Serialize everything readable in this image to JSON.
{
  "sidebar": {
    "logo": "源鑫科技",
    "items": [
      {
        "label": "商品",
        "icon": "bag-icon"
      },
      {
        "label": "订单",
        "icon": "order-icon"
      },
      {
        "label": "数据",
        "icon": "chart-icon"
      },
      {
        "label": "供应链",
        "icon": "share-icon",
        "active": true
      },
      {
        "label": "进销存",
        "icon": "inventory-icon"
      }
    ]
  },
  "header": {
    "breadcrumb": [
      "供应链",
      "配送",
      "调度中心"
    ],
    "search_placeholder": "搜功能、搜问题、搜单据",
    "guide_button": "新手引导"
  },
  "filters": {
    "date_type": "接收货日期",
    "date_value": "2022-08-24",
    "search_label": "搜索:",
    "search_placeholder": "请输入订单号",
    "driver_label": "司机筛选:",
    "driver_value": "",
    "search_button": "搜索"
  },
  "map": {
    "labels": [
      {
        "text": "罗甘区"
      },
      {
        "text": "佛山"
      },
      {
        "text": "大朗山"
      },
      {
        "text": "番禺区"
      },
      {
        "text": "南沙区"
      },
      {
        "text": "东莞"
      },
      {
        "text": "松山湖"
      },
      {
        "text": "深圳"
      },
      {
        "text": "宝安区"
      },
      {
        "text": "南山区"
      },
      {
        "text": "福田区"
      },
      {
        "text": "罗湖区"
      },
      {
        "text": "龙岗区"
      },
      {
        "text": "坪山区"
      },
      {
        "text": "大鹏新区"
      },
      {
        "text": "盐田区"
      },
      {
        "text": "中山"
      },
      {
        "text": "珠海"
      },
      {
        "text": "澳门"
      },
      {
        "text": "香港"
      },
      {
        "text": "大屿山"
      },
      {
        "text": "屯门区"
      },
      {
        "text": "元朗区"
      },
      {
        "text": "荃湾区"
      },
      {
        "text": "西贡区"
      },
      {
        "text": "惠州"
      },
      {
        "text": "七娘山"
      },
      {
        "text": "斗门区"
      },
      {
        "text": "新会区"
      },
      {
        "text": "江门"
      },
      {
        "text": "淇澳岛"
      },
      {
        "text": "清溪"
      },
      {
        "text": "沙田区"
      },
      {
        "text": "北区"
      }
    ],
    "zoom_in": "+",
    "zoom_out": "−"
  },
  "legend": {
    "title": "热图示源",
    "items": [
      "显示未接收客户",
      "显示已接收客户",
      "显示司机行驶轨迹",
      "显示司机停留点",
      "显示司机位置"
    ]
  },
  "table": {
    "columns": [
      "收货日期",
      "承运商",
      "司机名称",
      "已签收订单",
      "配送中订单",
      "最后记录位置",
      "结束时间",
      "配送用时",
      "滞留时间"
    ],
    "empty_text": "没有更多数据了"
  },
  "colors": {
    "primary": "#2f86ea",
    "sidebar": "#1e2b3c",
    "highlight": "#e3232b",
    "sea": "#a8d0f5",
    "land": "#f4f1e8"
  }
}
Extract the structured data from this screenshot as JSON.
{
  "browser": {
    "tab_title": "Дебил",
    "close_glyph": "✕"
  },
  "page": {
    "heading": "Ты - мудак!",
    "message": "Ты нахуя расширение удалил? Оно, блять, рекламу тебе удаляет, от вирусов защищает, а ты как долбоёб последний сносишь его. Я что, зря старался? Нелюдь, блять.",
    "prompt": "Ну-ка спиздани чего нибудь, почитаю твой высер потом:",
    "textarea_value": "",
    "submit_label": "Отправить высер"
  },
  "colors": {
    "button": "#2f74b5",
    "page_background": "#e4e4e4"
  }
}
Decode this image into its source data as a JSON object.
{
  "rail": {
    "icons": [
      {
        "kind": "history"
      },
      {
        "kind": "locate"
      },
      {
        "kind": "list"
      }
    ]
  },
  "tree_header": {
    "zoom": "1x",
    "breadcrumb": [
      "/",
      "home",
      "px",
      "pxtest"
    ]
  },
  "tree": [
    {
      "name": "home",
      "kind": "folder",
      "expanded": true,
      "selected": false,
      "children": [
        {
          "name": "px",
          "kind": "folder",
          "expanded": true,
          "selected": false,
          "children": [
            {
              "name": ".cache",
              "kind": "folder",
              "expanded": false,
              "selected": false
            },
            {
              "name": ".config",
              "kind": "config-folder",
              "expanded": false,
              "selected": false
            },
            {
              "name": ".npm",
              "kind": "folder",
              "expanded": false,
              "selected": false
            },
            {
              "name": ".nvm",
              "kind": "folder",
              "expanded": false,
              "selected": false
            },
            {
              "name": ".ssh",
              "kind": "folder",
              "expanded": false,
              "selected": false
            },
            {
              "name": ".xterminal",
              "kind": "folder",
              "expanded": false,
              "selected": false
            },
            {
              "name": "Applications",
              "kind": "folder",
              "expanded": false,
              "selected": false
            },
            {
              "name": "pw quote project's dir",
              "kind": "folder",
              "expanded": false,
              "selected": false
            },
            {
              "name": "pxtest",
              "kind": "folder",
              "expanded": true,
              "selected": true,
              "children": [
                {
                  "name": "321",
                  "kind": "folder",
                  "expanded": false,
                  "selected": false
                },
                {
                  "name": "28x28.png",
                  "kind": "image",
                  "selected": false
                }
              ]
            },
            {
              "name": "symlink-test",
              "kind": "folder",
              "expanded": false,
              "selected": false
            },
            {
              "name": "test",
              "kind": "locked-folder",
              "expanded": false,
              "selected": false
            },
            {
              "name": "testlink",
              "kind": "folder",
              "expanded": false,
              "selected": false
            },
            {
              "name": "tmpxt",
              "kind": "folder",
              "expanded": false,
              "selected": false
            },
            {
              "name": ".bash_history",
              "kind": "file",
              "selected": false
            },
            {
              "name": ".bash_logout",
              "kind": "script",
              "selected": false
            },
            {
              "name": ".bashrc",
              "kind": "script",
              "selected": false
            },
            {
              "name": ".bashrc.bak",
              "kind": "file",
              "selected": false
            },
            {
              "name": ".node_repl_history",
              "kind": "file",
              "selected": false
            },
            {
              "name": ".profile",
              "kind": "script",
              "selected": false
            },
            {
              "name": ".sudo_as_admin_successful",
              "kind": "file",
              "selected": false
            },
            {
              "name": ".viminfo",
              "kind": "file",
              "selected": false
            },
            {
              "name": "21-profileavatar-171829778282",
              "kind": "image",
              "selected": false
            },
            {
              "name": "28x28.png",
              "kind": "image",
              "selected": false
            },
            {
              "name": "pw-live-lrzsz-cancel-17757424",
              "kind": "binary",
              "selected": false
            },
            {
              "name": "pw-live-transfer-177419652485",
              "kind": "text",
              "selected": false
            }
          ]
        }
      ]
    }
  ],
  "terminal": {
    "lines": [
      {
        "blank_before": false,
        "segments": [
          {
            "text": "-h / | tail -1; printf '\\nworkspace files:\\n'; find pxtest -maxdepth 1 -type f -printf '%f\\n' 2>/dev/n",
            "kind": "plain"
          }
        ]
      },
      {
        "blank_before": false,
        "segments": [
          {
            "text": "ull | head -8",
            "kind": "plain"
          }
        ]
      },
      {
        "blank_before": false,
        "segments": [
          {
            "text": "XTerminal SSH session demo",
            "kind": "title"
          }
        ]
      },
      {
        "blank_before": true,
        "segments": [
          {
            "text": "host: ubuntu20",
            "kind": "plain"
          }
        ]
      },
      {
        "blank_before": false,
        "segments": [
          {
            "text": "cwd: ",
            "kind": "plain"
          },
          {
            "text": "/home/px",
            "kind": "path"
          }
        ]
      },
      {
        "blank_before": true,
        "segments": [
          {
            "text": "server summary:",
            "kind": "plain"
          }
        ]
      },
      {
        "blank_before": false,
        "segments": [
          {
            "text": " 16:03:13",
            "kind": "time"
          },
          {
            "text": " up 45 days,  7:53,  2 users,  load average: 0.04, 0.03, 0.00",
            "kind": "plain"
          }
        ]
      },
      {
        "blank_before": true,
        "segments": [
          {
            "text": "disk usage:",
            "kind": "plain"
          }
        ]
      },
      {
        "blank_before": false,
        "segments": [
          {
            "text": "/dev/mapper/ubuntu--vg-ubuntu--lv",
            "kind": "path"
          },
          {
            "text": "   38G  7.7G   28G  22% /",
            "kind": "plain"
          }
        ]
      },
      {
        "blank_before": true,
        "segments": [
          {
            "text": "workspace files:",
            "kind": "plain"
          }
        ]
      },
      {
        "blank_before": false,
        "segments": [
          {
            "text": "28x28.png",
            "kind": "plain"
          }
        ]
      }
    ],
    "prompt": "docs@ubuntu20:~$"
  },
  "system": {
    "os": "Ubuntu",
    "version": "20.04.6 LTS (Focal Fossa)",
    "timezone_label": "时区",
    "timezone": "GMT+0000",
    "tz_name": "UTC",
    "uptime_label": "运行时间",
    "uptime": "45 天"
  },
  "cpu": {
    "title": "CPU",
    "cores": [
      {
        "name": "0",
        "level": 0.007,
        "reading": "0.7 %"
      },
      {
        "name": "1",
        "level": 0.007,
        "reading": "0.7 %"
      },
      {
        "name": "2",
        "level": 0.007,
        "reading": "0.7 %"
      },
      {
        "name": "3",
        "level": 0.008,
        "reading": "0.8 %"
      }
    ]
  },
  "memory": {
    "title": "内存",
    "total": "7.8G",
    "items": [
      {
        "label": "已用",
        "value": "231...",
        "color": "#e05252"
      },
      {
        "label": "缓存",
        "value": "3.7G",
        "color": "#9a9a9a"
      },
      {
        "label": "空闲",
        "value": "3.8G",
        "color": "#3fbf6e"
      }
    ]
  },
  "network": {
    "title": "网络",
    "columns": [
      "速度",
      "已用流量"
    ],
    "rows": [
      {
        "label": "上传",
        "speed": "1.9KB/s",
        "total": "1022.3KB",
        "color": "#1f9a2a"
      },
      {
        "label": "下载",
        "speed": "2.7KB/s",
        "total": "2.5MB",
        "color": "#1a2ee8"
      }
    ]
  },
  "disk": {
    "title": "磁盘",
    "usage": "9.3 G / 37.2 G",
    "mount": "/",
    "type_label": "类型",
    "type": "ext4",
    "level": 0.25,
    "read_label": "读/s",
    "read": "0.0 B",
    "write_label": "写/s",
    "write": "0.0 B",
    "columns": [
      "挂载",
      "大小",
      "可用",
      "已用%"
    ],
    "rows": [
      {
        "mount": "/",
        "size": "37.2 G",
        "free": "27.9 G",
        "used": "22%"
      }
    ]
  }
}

-------------------------

- **WHAT IS ASKED**
Show every line where the string "высер" appears.

- **RESULT OF THE TASK**
    "prompt": "Ну-ка спиздани чего нибудь, почитаю твой высер потом:",
    "submit_label": "Отправить высер"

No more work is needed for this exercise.